(CHALLENGE): Work out how many lines include "title" and answer with that number only.

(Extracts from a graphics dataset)
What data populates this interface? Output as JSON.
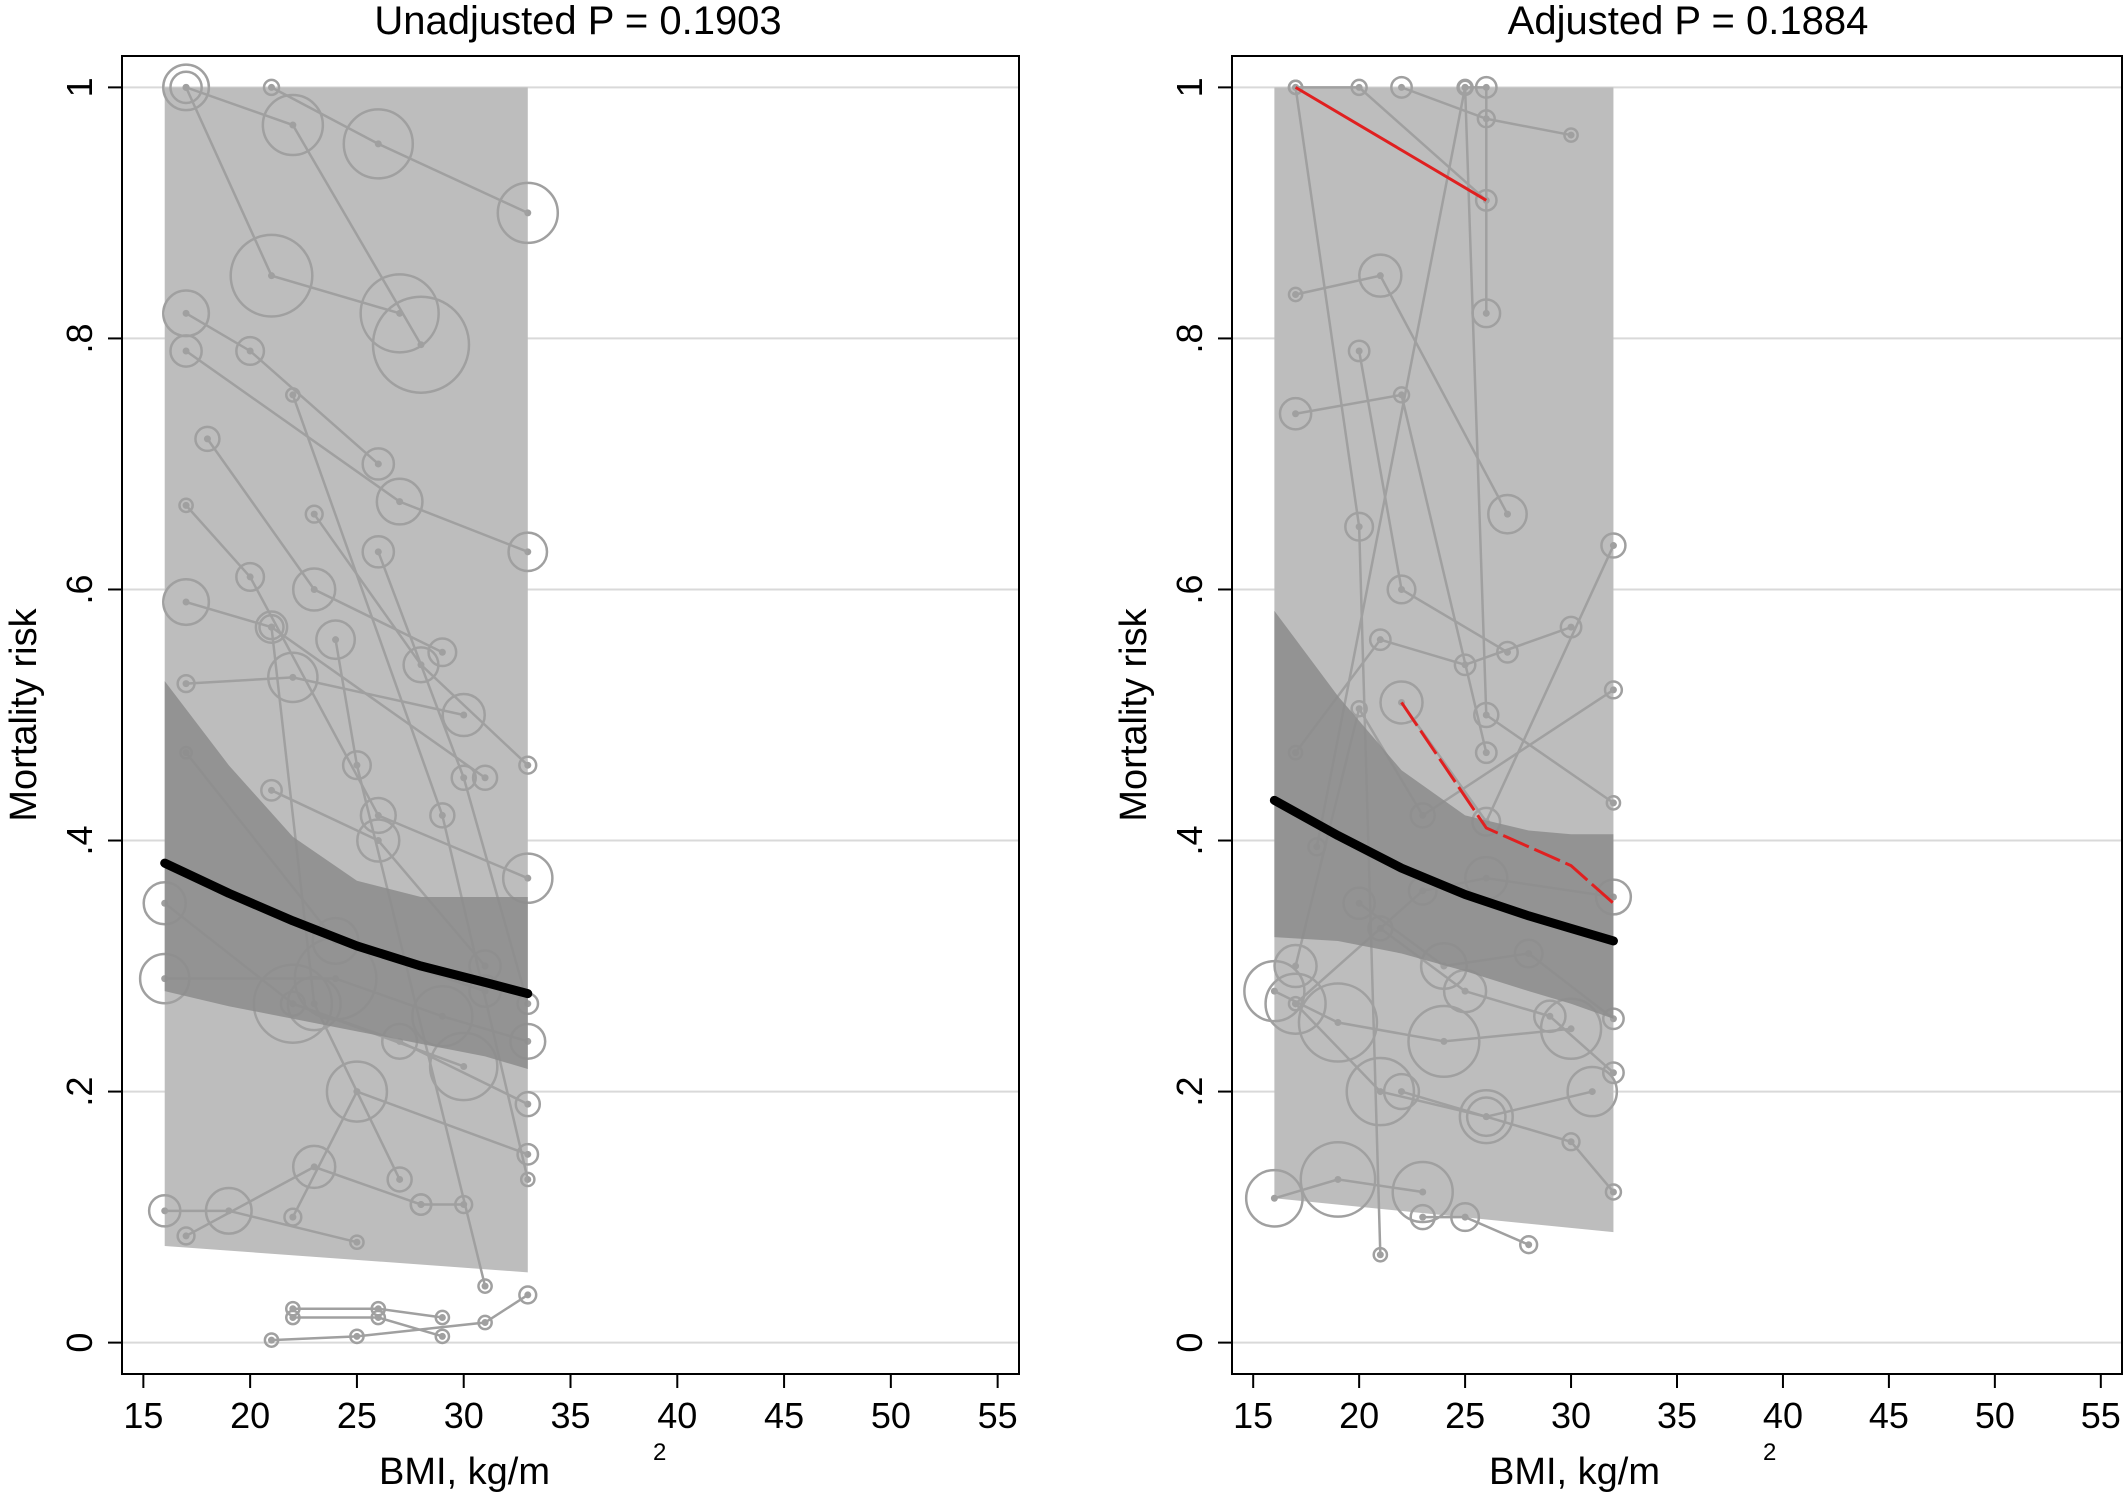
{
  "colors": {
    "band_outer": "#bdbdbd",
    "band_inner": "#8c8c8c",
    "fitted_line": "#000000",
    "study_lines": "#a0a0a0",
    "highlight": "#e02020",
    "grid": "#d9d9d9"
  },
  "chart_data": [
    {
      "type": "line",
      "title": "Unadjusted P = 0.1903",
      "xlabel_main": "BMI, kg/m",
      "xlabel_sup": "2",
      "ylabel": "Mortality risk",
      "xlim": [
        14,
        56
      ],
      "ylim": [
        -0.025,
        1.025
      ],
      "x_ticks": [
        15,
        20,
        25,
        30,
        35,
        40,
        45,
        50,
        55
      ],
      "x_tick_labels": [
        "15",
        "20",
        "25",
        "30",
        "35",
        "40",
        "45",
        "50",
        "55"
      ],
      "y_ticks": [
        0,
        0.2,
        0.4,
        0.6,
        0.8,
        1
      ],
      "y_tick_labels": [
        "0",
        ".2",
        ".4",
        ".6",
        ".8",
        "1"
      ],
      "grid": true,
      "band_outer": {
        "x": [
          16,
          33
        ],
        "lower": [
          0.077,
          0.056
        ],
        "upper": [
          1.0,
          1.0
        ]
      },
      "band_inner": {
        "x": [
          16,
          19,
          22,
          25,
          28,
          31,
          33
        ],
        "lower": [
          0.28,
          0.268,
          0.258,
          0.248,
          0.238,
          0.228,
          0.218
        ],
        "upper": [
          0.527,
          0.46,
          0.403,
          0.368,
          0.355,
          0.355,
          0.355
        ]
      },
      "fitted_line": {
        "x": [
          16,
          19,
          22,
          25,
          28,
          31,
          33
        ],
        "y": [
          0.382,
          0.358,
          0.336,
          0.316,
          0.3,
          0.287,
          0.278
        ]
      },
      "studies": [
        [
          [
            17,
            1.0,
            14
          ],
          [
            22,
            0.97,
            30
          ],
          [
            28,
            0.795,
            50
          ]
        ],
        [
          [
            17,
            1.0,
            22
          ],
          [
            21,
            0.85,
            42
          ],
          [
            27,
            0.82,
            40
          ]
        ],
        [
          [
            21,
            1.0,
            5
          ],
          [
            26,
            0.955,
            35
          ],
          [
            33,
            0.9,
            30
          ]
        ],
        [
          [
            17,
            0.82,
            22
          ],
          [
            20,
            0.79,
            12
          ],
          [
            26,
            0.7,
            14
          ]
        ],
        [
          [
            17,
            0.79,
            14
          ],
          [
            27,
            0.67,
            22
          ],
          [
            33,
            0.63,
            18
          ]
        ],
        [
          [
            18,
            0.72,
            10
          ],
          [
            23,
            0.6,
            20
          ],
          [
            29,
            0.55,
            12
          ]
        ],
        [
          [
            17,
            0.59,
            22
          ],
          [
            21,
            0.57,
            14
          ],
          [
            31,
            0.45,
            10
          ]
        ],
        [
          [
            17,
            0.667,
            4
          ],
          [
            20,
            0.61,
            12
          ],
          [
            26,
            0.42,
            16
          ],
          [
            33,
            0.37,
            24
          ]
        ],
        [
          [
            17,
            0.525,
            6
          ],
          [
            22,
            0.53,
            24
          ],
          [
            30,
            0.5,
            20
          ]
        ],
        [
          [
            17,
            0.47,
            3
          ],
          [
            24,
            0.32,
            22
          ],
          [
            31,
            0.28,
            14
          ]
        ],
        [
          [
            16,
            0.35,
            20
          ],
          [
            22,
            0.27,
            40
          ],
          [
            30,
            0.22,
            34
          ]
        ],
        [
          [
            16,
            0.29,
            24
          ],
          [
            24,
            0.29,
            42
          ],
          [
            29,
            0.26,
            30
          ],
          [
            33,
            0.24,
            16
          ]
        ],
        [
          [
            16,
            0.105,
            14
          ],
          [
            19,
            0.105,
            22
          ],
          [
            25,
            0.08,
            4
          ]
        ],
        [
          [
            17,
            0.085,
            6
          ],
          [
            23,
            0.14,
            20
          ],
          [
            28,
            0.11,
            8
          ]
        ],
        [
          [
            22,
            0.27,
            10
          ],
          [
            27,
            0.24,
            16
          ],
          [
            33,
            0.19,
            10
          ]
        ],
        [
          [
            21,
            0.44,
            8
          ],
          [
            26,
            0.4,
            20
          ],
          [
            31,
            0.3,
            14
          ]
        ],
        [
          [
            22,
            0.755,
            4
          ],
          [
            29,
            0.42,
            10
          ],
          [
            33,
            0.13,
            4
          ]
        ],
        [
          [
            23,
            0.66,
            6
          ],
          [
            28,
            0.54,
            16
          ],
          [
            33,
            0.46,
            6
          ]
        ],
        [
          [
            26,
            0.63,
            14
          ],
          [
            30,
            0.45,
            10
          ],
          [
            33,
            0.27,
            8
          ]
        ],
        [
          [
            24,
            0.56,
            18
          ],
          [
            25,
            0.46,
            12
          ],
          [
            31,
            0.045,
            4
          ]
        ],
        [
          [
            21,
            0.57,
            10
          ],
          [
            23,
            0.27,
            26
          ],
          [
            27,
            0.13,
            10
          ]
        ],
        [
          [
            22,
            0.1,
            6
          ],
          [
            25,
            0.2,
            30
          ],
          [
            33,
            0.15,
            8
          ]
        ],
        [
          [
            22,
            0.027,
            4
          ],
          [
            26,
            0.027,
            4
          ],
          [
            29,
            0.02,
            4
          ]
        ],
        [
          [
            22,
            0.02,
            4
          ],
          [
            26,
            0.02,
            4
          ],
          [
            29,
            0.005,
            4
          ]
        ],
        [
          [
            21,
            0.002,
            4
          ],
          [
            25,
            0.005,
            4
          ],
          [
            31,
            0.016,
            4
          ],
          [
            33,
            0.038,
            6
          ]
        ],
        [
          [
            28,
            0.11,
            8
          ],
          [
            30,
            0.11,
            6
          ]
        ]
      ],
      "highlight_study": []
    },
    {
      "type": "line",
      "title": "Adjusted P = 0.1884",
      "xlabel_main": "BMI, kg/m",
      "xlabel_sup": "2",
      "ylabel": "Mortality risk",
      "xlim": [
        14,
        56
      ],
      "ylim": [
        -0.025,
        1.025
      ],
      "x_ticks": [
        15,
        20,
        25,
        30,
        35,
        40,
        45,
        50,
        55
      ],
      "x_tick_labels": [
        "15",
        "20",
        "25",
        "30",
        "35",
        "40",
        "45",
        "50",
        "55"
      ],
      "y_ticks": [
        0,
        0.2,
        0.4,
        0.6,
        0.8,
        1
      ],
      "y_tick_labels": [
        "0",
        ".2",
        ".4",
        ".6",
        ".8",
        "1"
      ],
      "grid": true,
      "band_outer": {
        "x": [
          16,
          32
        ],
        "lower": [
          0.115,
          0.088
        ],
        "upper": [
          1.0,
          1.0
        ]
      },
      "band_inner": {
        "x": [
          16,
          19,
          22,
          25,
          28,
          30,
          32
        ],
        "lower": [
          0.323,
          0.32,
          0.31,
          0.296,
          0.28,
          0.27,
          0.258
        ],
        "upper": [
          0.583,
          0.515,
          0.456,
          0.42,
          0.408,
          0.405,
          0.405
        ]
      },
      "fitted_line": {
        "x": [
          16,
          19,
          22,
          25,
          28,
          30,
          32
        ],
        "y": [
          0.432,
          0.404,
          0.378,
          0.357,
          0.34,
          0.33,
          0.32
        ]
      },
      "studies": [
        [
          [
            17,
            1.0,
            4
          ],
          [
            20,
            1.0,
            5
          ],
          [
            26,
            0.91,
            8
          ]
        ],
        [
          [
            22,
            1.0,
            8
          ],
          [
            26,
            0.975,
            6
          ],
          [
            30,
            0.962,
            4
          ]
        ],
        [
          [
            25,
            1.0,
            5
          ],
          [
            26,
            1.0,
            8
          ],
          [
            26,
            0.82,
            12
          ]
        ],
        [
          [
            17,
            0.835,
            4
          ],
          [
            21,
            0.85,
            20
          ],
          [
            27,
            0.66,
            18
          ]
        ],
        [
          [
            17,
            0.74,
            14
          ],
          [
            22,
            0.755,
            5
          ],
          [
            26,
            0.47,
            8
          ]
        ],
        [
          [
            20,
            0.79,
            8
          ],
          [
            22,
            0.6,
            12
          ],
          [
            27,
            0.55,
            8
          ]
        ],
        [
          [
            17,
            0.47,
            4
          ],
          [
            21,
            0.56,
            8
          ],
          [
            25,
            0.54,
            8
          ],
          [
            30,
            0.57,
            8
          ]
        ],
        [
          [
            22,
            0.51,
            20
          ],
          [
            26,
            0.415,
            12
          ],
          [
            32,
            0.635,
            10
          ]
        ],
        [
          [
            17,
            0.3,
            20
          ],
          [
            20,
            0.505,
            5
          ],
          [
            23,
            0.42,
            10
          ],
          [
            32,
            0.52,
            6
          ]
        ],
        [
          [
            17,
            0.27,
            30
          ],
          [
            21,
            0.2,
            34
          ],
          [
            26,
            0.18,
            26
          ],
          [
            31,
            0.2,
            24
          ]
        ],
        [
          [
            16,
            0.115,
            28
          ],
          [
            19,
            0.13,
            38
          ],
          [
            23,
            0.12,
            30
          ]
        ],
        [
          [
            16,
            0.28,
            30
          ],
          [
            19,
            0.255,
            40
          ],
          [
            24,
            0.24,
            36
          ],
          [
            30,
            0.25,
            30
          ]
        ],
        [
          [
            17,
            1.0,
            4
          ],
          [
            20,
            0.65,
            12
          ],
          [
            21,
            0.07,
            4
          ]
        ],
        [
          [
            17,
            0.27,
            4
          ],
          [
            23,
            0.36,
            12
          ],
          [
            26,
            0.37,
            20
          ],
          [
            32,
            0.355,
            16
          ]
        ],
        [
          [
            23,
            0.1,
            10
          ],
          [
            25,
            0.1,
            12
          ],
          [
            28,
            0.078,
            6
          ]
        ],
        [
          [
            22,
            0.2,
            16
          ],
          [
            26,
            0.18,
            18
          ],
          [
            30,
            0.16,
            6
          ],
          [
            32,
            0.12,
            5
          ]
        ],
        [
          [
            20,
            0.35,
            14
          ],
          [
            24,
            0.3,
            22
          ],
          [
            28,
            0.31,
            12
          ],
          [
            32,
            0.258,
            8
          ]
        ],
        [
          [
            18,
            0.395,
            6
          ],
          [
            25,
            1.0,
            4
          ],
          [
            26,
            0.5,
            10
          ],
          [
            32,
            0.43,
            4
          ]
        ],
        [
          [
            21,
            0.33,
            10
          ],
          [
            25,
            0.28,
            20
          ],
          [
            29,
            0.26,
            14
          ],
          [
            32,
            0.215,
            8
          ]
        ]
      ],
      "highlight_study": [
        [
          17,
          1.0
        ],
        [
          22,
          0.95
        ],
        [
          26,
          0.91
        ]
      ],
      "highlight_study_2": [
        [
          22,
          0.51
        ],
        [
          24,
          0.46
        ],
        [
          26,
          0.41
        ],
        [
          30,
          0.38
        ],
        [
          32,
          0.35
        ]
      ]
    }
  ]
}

(FINISHED EXERCISE): 2